== Task instructions ==
Skip the pictures and repeat each line of the data exactly.

== Supplied material ==

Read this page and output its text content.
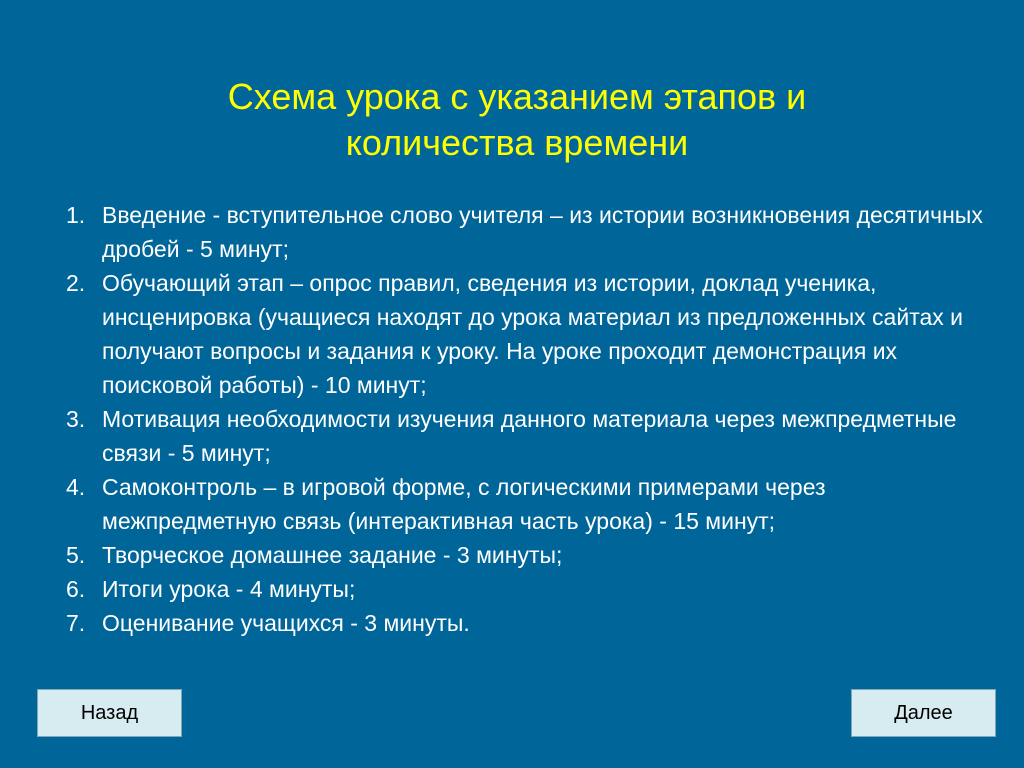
Схема урока с указанием этапов и
количества времени
1. Введение - вступительное слово учителя – из истории возникновения десятичных дробей - 5 минут;
2. Обучающий этап – опрос правил, сведения из истории, доклад ученика, инсценировка (учащиеся находят до урока материал из предложенных сайтах и получают вопросы и задания к уроку. На уроке проходит демонстрация их поисковой работы) - 10 минут;
3. Мотивация необходимости изучения данного материала через межпредметные связи - 5 минут;
4. Самоконтроль – в игровой форме, с логическими примерами через межпредметную связь (интерактивная часть урока) - 15 минут;
5. Творческое домашнее задание - 3 минуты;
6. Итоги урока - 4 минуты;
7. Оценивание учащихся - 3 минуты.
Назад	Далее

== Problem solution ==
Read this page and output its text content.
Схема урока с указанием этапов и
количества времени
1. Введение - вступительное слово учителя – из истории возникновения десятичных дробей - 5 минут;
2. Обучающий этап – опрос правил, сведения из истории, доклад ученика, инсценировка (учащиеся находят до урока материал из предложенных сайтах и получают вопросы и задания к уроку. На уроке проходит демонстрация их поисковой работы) - 10 минут;
3. Мотивация необходимости изучения данного материала через межпредметные связи - 5 минут;
4. Самоконтроль – в игровой форме, с логическими примерами через межпредметную связь (интерактивная часть урока) - 15 минут;
5. Творческое домашнее задание - 3 минуты;
6. Итоги урока - 4 минуты;
7. Оценивание учащихся - 3 минуты.
Назад	Далее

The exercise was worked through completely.